*Objective*
Check every line for the word "dotted" and state how many lines have it. Reply with the number alone.

-=-=-

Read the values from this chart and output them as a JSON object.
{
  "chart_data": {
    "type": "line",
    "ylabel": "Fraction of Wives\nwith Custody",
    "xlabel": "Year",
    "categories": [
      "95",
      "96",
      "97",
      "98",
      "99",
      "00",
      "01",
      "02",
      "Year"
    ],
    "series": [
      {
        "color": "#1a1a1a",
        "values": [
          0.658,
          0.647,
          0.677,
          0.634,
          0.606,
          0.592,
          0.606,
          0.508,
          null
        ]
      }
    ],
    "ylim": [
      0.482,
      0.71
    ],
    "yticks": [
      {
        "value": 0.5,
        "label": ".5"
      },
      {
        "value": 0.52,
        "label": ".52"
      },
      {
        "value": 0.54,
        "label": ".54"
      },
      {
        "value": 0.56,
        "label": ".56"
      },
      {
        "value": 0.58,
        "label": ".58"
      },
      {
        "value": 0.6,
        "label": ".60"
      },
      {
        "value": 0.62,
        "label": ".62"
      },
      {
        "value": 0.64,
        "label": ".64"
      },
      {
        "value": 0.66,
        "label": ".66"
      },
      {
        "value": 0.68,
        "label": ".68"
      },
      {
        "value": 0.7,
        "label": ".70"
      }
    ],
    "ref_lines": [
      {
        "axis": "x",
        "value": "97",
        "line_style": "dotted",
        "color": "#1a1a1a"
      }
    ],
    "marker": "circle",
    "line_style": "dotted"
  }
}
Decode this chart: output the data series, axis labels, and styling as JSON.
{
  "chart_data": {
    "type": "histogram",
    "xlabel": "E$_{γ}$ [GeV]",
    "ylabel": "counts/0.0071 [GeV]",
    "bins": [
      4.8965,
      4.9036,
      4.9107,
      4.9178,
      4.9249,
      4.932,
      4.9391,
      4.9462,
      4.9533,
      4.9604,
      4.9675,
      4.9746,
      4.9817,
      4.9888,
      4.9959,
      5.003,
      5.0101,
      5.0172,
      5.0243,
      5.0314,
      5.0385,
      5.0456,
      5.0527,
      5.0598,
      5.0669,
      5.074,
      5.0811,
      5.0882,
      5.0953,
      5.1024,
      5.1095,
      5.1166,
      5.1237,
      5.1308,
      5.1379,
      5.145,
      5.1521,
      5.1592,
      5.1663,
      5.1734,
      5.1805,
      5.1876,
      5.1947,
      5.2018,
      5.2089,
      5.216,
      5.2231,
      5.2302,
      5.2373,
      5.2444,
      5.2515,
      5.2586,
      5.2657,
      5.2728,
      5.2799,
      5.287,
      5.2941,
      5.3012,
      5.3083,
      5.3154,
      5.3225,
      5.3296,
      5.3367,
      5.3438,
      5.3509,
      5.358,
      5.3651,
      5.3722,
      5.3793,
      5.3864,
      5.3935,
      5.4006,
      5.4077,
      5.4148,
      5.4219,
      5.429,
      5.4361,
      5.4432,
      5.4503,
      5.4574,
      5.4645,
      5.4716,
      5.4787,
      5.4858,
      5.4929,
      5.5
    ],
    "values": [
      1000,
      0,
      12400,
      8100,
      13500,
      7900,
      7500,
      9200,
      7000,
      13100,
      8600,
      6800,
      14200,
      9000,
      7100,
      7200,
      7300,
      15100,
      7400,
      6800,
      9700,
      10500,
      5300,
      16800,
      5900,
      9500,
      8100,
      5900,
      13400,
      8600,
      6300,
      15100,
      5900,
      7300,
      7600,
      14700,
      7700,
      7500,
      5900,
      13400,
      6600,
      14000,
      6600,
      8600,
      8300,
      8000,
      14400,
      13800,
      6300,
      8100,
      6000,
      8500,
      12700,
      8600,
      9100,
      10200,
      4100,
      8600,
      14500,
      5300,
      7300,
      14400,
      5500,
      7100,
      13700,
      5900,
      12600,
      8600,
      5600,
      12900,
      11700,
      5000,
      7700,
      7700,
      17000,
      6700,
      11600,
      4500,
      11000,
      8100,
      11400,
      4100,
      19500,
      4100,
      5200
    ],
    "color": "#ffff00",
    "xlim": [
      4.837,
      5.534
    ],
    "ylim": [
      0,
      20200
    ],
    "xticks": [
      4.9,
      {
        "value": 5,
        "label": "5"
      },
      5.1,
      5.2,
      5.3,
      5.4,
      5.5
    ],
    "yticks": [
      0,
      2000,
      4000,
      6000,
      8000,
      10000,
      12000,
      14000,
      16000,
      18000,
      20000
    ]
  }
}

-=-=-

*Correct result*
2